## The request
The entries below should be given again exactly, minus their pictures.

## Records to use
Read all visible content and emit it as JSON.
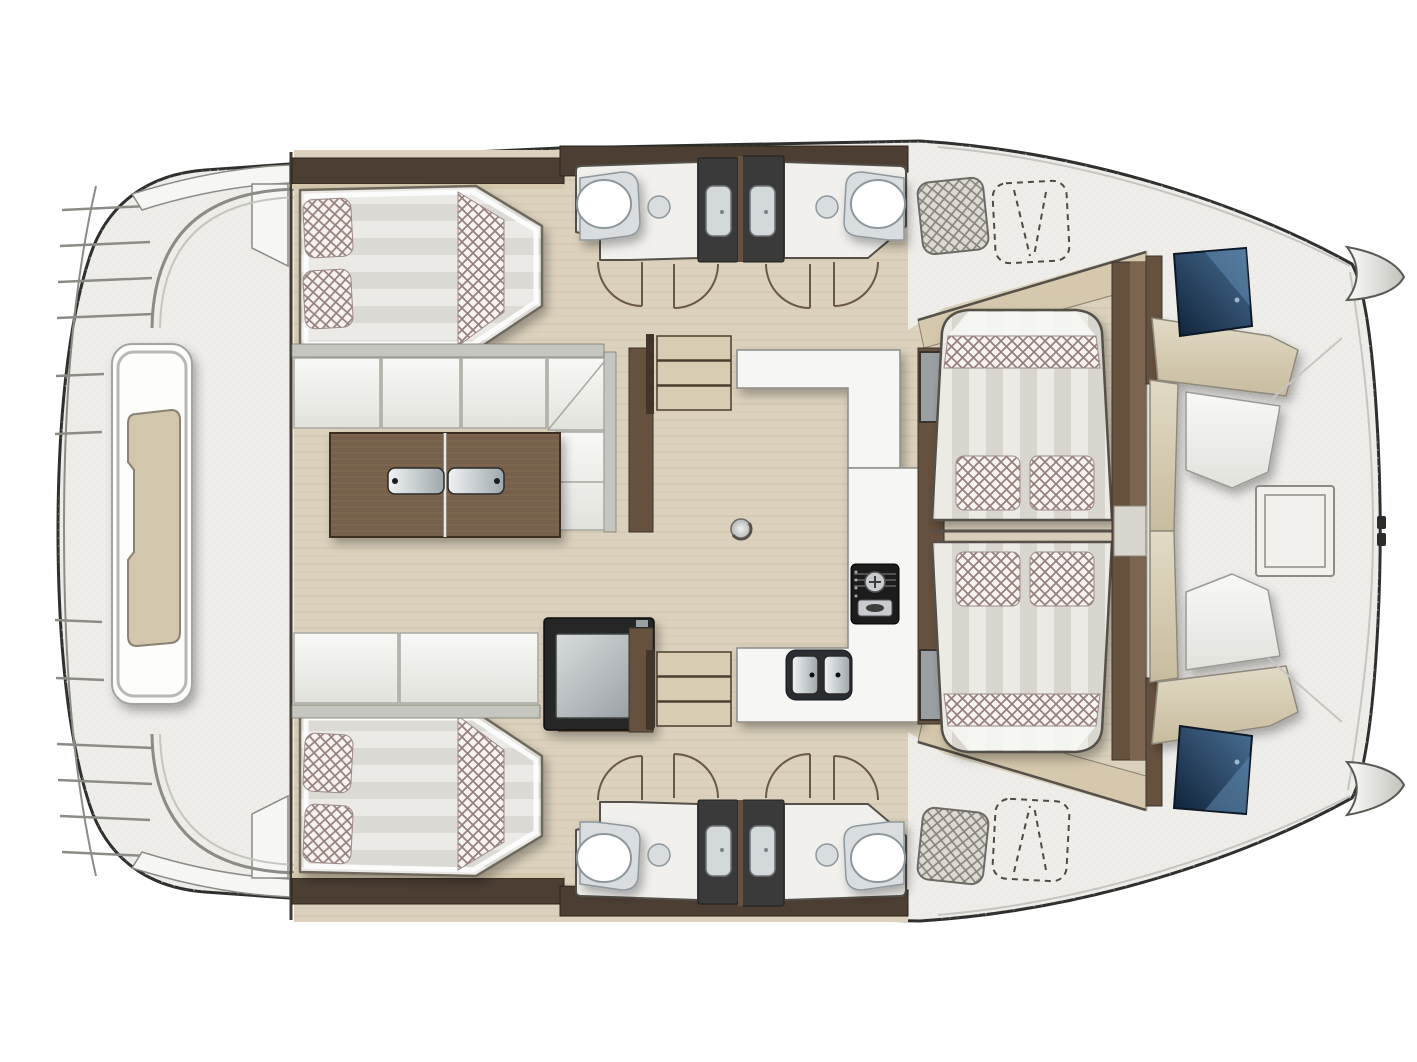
{
  "colors": {
    "deck": "#efedea",
    "speck": "#dcd9d5",
    "outline": "#2f2f2d",
    "line_soft": "#8c8c86",
    "line_light": "#c6c6c1",
    "line_dark": "#55504a",
    "wood_floor": "#dbd1bc",
    "wood_grain": "#cfc4ac",
    "wood_edge": "#8a8274",
    "wall_dark": "#4c3e33",
    "wall_brown": "#66513f",
    "wall_brown_light": "#7b6551",
    "shelf_tan": "#d5c8ac",
    "bench_tan": "#d2c7ad",
    "stair_tread": "#d8ccb2",
    "stair_rail": "#43352a",
    "table_base": "#76604b",
    "table_grain": "#8b745c",
    "table_edge": "#3c2f24",
    "sofa_back": "#c6c6c1",
    "sofa_edge": "#a9a9a3",
    "stripe_a": "#eceae5",
    "stripe_b": "#d8d6cf",
    "bed_a": "#eceae6",
    "bed_b": "#dcdad4",
    "check_bg": "#f7f3f0",
    "check_line": "#96807d",
    "checkgray_bg": "#ddd9d3",
    "checkgray_line": "#87837c",
    "bath_floor": "#f1f0ed",
    "fixture_mid": "#d9dde0",
    "fixture_rim": "#8d979c",
    "shower_dark": "#3a3a3a",
    "shower_panel": "#d3d8da",
    "stove_black": "#1b1b1b",
    "sink_dark": "#2b2f33",
    "white_trim": "#f6f6f4",
    "arc_stroke": "#6b5848",
    "dash_stroke": "#4f4a44"
  }
}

## Final answer
Read all visible content and emit it as JSON.
{
  "colors": {
    "deck": "#efedea",
    "speck": "#dcd9d5",
    "outline": "#2f2f2d",
    "line_soft": "#8c8c86",
    "line_light": "#c6c6c1",
    "line_dark": "#55504a",
    "wood_floor": "#dbd1bc",
    "wood_grain": "#cfc4ac",
    "wood_edge": "#8a8274",
    "wall_dark": "#4c3e33",
    "wall_brown": "#66513f",
    "wall_brown_light": "#7b6551",
    "shelf_tan": "#d5c8ac",
    "bench_tan": "#d2c7ad",
    "stair_tread": "#d8ccb2",
    "stair_rail": "#43352a",
    "table_base": "#76604b",
    "table_grain": "#8b745c",
    "table_edge": "#3c2f24",
    "sofa_back": "#c6c6c1",
    "sofa_edge": "#a9a9a3",
    "stripe_a": "#eceae5",
    "stripe_b": "#d8d6cf",
    "bed_a": "#eceae6",
    "bed_b": "#dcdad4",
    "check_bg": "#f7f3f0",
    "check_line": "#96807d",
    "checkgray_bg": "#ddd9d3",
    "checkgray_line": "#87837c",
    "bath_floor": "#f1f0ed",
    "fixture_mid": "#d9dde0",
    "fixture_rim": "#8d979c",
    "shower_dark": "#3a3a3a",
    "shower_panel": "#d3d8da",
    "stove_black": "#1b1b1b",
    "sink_dark": "#2b2f33",
    "white_trim": "#f6f6f4",
    "arc_stroke": "#6b5848",
    "dash_stroke": "#4f4a44"
  }
}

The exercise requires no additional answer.